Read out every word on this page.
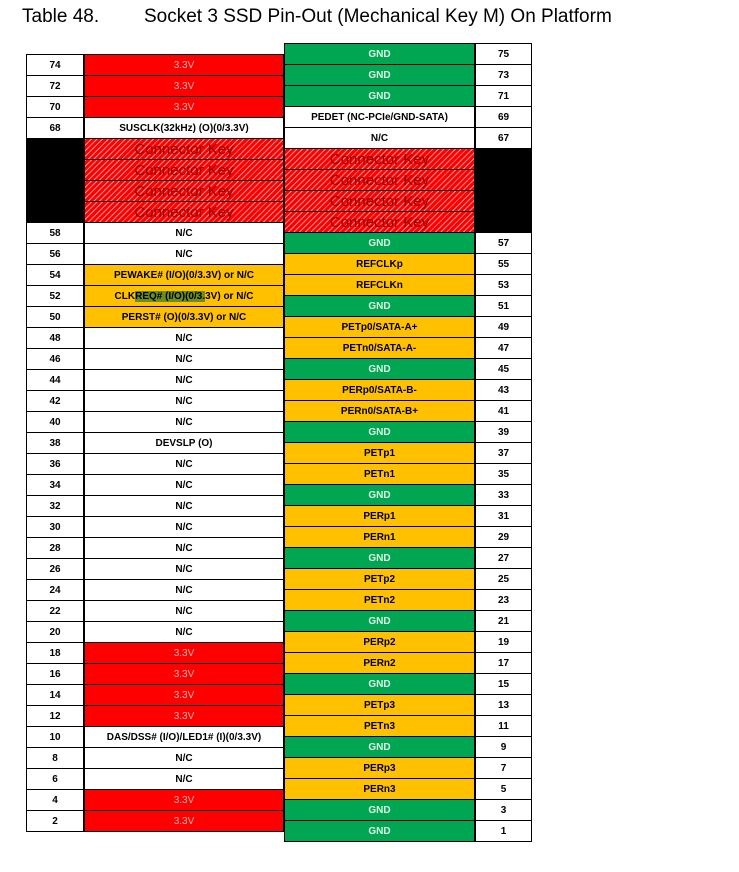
Table 48. Socket 3 SSD Pin-Out (Mechanical Key M) On Platform
74	3.3V
72	3.3V
70	3.3V
68	SUSCLK(32kHz) (O)(0/3.3V)
Connector Key
Connector Key
Connector Key
Connector Key
58	N/C
56	N/C
54	PEWAKE# (I/O)(0/3.3V) or N/C
52	CLK REQ# (I/O)(0/3. 3V) or N/C
50	PERST# (O)(0/3.3V) or N/C
48	N/C
46	N/C
44	N/C
42	N/C
40	N/C
38	DEVSLP (O)
36	N/C
34	N/C
32	N/C
30	N/C
28	N/C
26	N/C
24	N/C
22	N/C
20	N/C
18	3.3V
16	3.3V
14	3.3V
12	3.3V
10	DAS/DSS# (I/O)/LED1# (I)(0/3.3V)
8	N/C
6	N/C
4	3.3V
2	3.3V
GND	75
GND	73
GND	71
PEDET (NC-PCIe/GND-SATA)	69
N/C	67
Connector Key
Connector Key
Connector Key
Connector Key
GND	57
REFCLKp	55
REFCLKn	53
GND	51
PETp0/SATA-A+	49
PETn0/SATA-A-	47
GND	45
PERp0/SATA-B-	43
PERn0/SATA-B+	41
GND	39
PETp1	37
PETn1	35
GND	33
PERp1	31
PERn1	29
GND	27
PETp2	25
PETn2	23
GND	21
PERp2	19
PERn2	17
GND	15
PETp3	13
PETn3	11
GND	9
PERp3	7
PERn3	5
GND	3
GND	1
══════
Every record above should be written out again exactly; the pictures stay out of the copy.

**Solution to this exercise**
Read out every word on this page.
Table 48. Socket 3 SSD Pin-Out (Mechanical Key M) On Platform
74	3.3V
72	3.3V
70	3.3V
68	SUSCLK(32kHz) (O)(0/3.3V)
Connector Key
Connector Key
Connector Key
Connector Key
58	N/C
56	N/C
54	PEWAKE# (I/O)(0/3.3V) or N/C
52	CLK REQ# (I/O)(0/3. 3V) or N/C
50	PERST# (O)(0/3.3V) or N/C
48	N/C
46	N/C
44	N/C
42	N/C
40	N/C
38	DEVSLP (O)
36	N/C
34	N/C
32	N/C
30	N/C
28	N/C
26	N/C
24	N/C
22	N/C
20	N/C
18	3.3V
16	3.3V
14	3.3V
12	3.3V
10	DAS/DSS# (I/O)/LED1# (I)(0/3.3V)
8	N/C
6	N/C
4	3.3V
2	3.3V
GND	75
GND	73
GND	71
PEDET (NC-PCIe/GND-SATA)	69
N/C	67
Connector Key
Connector Key
Connector Key
Connector Key
GND	57
REFCLKp	55
REFCLKn	53
GND	51
PETp0/SATA-A+	49
PETn0/SATA-A-	47
GND	45
PERp0/SATA-B-	43
PERn0/SATA-B+	41
GND	39
PETp1	37
PETn1	35
GND	33
PERp1	31
PERn1	29
GND	27
PETp2	25
PETn2	23
GND	21
PERp2	19
PERn2	17
GND	15
PETp3	13
PETn3	11
GND	9
PERp3	7
PERn3	5
GND	3
GND	1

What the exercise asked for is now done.